Data records:
────────

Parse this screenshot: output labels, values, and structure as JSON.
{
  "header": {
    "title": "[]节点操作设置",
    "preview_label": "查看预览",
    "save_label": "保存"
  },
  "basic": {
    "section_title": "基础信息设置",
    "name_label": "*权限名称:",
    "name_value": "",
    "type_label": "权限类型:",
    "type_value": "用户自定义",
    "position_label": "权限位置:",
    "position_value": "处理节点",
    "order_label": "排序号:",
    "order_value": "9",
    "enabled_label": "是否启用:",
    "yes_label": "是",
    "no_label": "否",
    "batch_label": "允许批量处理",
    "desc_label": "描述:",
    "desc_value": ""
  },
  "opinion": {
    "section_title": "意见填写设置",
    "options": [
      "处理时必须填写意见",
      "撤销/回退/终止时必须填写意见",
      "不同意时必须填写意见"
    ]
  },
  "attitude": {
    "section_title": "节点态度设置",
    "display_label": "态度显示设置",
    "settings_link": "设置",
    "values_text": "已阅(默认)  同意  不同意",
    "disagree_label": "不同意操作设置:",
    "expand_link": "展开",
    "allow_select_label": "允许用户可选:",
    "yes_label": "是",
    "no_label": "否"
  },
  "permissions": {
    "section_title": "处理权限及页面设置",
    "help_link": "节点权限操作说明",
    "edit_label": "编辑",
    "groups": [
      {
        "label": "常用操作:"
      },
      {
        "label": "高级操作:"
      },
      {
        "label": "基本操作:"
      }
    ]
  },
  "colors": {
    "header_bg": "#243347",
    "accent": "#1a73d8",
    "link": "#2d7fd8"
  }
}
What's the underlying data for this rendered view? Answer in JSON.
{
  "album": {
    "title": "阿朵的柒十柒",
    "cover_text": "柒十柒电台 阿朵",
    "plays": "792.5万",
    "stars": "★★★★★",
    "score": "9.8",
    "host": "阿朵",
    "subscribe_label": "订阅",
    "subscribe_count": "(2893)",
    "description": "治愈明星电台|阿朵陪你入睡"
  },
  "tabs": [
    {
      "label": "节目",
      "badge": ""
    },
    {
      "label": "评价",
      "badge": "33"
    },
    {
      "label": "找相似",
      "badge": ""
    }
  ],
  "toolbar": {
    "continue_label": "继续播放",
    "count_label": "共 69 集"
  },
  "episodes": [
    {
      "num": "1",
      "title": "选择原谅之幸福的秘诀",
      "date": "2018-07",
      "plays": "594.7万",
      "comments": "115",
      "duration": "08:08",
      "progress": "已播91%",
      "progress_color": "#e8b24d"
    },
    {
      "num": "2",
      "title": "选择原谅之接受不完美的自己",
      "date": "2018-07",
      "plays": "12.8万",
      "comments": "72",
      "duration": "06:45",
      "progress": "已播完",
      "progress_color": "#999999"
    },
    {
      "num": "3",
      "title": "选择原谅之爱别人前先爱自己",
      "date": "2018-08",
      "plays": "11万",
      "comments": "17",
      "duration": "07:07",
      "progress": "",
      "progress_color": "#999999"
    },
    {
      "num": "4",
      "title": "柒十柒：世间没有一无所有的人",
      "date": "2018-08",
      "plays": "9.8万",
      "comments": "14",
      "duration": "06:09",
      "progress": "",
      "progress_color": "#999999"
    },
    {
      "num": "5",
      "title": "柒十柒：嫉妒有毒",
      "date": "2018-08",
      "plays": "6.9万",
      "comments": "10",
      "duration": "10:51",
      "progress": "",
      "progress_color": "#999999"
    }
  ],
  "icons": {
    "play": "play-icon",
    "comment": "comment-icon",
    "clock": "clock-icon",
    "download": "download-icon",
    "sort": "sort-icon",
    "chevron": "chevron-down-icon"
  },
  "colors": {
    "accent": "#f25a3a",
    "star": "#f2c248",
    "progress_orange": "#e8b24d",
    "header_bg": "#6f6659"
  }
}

────────

● **Given request**
Search the listing for the word "JSON" and return each line that holds it.

● **Solution for this problem**
Parse this screenshot: output labels, values, and structure as JSON.
What's the underlying data for this rendered view? Answer in JSON.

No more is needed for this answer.